PROMPT> Return all lines that include the string "será".

* START SOURCE MATERIAL *

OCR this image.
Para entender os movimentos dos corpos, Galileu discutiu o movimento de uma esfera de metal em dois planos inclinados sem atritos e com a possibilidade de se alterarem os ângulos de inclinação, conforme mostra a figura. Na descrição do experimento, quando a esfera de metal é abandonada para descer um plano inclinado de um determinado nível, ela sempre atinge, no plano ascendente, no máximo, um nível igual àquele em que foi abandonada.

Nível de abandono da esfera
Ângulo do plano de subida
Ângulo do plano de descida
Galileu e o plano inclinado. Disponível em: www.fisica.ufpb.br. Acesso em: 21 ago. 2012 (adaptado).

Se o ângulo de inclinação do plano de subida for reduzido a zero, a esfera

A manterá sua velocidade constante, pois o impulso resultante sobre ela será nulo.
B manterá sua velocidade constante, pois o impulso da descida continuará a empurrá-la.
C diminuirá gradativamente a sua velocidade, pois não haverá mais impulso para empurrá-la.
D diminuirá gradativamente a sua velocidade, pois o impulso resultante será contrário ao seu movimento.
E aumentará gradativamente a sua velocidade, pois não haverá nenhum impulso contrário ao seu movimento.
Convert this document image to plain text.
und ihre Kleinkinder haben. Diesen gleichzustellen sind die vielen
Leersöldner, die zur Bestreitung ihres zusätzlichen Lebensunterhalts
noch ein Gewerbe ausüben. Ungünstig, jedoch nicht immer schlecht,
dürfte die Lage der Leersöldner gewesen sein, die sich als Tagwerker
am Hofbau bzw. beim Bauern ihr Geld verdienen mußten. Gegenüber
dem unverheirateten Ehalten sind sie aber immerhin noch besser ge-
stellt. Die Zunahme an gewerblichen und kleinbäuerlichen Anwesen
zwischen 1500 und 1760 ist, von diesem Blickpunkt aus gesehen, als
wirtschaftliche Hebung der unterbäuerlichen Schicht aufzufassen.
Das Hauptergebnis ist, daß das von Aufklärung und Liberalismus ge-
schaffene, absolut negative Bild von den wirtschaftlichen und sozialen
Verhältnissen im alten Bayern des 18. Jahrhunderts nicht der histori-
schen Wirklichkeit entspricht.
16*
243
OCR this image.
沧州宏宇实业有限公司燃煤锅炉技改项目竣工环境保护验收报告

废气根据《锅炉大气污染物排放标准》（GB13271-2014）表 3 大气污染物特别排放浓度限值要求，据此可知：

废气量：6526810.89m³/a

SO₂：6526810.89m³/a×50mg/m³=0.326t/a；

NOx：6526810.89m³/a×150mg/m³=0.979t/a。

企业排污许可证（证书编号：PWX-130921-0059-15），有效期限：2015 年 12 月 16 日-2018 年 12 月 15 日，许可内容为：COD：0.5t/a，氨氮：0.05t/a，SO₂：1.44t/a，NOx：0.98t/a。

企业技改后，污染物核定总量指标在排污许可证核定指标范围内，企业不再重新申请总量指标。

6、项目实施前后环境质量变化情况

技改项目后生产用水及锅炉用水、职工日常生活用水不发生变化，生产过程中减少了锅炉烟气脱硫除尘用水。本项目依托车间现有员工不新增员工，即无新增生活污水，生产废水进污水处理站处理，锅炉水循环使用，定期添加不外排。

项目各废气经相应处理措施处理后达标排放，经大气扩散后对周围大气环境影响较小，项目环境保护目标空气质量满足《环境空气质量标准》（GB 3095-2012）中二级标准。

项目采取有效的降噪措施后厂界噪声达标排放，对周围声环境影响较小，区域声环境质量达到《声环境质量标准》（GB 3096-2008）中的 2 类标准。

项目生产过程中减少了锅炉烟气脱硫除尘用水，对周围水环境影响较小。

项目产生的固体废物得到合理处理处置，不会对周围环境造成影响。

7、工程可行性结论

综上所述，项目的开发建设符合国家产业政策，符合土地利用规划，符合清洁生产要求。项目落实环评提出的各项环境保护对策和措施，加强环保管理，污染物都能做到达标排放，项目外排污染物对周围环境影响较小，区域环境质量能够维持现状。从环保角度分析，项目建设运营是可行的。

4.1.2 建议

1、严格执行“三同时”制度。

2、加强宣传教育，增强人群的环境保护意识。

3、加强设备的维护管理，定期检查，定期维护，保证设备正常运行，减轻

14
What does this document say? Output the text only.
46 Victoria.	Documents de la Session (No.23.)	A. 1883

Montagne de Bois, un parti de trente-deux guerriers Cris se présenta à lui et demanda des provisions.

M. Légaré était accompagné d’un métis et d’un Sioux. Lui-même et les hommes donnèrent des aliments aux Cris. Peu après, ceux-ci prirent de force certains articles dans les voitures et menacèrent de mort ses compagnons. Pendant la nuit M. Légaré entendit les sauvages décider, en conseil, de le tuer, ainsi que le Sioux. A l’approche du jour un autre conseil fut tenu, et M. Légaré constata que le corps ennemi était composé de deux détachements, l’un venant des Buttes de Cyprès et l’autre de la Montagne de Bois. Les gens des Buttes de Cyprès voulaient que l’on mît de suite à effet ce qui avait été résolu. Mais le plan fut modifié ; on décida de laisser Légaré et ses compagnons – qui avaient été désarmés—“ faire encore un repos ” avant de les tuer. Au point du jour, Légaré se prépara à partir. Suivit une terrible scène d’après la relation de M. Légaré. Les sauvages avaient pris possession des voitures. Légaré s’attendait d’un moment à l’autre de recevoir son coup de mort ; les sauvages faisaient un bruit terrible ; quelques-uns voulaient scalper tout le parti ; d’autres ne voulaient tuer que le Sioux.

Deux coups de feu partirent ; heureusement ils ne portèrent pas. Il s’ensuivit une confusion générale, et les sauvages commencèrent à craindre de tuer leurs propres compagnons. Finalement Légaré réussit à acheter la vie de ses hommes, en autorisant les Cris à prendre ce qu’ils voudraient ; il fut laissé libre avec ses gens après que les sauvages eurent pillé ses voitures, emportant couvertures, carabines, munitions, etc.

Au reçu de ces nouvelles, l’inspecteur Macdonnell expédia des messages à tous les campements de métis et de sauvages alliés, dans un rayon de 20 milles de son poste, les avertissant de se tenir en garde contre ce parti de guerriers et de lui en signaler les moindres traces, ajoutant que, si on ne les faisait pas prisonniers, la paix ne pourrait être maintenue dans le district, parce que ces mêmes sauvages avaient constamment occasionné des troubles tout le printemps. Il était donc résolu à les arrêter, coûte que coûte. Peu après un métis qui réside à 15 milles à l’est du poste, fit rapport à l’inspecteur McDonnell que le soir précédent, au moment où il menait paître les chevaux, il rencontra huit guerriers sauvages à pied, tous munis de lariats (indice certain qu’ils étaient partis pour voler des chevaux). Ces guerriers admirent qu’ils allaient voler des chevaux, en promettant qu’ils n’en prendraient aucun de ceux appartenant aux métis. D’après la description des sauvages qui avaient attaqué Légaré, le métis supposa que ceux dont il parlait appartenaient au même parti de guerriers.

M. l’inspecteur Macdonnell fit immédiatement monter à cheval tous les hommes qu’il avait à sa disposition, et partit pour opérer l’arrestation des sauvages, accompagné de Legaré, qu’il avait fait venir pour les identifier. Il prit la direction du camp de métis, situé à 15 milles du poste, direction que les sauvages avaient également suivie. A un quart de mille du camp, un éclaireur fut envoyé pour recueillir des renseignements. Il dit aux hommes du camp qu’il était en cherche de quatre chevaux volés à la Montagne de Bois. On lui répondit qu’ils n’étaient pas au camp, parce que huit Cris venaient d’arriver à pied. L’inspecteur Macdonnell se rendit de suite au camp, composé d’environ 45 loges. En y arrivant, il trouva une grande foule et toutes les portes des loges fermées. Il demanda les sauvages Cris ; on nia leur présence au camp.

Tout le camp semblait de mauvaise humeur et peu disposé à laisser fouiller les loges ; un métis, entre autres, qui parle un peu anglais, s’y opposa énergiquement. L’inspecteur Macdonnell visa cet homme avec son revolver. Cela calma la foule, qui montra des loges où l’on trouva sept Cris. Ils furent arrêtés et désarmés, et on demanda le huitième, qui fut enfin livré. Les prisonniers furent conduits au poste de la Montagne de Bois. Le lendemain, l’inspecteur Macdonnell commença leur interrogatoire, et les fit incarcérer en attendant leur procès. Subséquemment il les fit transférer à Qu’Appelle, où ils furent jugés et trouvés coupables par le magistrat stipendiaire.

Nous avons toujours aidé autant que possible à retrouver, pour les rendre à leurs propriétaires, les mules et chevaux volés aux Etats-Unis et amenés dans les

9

* END SOURCE MATERIAL *

CORRECT ANSWER>
A manterá sua velocidade constante, pois o impulso resultante sobre ela será nulo.
D diminuirá gradativamente a sua velocidade, pois o impulso resultante será contrário ao seu movimento.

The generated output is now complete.